■ Given information

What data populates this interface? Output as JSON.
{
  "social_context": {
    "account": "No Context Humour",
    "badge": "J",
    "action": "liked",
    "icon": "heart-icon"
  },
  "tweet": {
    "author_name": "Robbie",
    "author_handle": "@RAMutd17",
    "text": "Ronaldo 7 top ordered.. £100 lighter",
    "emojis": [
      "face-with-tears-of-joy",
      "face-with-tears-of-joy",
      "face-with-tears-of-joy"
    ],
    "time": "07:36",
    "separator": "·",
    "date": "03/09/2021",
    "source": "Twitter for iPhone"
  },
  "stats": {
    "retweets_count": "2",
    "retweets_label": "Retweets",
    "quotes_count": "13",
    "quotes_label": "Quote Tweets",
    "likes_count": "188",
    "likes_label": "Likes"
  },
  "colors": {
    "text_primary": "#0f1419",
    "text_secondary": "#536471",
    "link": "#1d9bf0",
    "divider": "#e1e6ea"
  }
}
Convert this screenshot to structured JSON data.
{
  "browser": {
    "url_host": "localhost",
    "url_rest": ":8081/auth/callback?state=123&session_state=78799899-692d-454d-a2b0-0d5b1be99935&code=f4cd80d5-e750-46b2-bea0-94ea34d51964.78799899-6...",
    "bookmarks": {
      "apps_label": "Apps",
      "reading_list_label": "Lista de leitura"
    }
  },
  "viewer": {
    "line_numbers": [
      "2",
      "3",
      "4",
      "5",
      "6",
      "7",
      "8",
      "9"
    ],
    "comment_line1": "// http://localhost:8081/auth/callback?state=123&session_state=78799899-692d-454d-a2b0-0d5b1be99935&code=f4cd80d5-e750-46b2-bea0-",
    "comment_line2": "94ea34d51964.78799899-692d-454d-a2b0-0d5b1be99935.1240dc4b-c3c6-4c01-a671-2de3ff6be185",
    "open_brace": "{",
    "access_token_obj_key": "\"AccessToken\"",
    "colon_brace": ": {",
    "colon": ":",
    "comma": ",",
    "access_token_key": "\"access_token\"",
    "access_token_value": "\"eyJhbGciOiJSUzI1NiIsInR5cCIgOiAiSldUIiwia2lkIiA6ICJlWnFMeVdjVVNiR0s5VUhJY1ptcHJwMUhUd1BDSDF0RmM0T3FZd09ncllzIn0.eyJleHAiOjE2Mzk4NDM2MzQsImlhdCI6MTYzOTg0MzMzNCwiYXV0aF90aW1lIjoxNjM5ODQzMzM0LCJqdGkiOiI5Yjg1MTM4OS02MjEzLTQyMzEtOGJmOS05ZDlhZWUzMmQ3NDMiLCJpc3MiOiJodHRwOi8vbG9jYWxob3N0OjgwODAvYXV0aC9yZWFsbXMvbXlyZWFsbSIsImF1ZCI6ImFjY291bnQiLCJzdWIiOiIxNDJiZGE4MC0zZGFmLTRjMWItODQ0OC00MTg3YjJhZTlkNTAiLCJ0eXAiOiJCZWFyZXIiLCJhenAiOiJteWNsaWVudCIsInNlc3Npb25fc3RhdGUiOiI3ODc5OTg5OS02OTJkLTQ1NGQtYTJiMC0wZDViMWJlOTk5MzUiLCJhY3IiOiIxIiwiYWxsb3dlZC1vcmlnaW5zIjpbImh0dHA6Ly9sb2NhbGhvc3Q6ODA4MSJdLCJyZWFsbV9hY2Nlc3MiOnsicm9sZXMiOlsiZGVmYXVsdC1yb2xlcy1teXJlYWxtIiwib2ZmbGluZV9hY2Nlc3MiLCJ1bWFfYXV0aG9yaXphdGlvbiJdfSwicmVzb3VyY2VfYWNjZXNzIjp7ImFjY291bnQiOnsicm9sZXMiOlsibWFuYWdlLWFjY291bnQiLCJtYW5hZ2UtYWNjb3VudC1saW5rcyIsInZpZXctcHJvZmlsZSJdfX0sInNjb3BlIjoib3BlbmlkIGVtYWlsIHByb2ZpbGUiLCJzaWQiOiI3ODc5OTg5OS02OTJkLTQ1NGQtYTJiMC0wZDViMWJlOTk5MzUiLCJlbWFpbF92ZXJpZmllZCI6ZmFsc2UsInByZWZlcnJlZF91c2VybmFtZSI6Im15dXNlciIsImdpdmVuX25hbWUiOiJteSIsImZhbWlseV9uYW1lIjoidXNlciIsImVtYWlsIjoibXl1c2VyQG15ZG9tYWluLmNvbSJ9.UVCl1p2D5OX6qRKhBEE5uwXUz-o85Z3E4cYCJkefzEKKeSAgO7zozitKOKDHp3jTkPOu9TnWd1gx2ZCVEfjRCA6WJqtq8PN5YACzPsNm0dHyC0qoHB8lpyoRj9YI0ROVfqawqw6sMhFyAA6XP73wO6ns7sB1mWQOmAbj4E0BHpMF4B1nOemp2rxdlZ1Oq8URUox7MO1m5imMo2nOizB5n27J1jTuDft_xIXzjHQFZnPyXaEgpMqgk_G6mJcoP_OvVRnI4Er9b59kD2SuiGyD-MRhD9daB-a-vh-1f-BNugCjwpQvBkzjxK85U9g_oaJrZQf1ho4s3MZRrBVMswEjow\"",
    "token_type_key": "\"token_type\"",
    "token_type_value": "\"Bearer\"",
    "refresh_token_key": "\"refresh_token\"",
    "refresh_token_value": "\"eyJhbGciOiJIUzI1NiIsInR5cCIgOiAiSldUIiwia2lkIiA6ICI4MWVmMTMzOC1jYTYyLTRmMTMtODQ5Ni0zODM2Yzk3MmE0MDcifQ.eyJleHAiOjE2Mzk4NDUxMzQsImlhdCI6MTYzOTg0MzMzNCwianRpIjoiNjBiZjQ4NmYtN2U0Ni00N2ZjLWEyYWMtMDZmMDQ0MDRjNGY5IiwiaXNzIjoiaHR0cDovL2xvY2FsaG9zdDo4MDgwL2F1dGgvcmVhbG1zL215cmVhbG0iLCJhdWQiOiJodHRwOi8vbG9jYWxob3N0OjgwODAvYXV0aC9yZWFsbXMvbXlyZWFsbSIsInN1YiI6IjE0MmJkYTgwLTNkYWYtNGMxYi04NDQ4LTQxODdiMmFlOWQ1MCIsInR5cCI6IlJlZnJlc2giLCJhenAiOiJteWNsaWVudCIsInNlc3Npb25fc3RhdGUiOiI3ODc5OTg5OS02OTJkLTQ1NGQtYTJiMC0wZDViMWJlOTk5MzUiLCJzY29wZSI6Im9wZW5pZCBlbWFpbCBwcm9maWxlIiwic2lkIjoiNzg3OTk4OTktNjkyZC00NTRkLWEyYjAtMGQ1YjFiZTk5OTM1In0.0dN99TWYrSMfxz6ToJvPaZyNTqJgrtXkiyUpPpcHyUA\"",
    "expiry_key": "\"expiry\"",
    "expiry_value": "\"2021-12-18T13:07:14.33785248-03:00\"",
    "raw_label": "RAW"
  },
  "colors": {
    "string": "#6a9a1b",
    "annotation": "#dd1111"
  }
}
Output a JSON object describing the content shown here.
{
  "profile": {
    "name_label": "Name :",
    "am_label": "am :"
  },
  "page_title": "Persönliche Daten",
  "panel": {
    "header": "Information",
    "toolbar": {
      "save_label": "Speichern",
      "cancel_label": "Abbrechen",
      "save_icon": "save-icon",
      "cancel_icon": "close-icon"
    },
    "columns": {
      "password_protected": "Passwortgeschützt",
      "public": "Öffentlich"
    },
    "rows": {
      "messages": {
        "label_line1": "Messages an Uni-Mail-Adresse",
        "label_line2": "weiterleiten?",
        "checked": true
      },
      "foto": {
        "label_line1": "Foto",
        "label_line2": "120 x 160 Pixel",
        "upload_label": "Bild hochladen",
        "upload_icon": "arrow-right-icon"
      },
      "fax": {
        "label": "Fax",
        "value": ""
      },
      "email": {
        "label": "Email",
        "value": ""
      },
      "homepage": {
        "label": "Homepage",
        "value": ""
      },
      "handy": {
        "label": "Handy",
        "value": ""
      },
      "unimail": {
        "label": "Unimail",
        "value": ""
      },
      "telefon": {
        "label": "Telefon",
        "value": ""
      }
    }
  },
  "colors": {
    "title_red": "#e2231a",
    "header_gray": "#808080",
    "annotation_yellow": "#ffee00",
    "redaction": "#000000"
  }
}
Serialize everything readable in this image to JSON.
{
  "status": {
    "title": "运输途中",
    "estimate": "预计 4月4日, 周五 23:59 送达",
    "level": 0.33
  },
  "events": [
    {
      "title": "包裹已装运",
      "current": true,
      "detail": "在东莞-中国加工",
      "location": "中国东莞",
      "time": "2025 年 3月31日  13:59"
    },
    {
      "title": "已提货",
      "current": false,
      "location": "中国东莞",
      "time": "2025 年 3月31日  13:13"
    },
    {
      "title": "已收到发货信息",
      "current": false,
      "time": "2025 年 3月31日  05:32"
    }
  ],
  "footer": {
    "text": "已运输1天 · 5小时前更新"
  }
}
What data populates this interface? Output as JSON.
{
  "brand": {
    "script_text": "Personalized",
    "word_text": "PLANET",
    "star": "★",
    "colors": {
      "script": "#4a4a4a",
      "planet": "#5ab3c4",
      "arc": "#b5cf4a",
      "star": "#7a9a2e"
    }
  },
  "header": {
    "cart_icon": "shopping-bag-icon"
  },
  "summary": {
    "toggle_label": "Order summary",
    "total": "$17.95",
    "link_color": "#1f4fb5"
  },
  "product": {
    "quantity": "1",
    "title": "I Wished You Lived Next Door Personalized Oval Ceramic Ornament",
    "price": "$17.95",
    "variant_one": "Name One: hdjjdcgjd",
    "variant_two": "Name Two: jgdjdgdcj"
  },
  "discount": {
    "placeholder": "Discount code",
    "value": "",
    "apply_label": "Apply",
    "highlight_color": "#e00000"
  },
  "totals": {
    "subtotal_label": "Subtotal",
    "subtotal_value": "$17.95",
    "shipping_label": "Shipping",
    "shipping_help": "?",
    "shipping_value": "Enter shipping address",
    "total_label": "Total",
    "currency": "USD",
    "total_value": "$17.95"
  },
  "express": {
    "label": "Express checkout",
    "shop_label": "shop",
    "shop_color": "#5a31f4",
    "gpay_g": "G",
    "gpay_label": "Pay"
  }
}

■ The request
Report only how many lines in the records contain the word "state".

■ Final result
2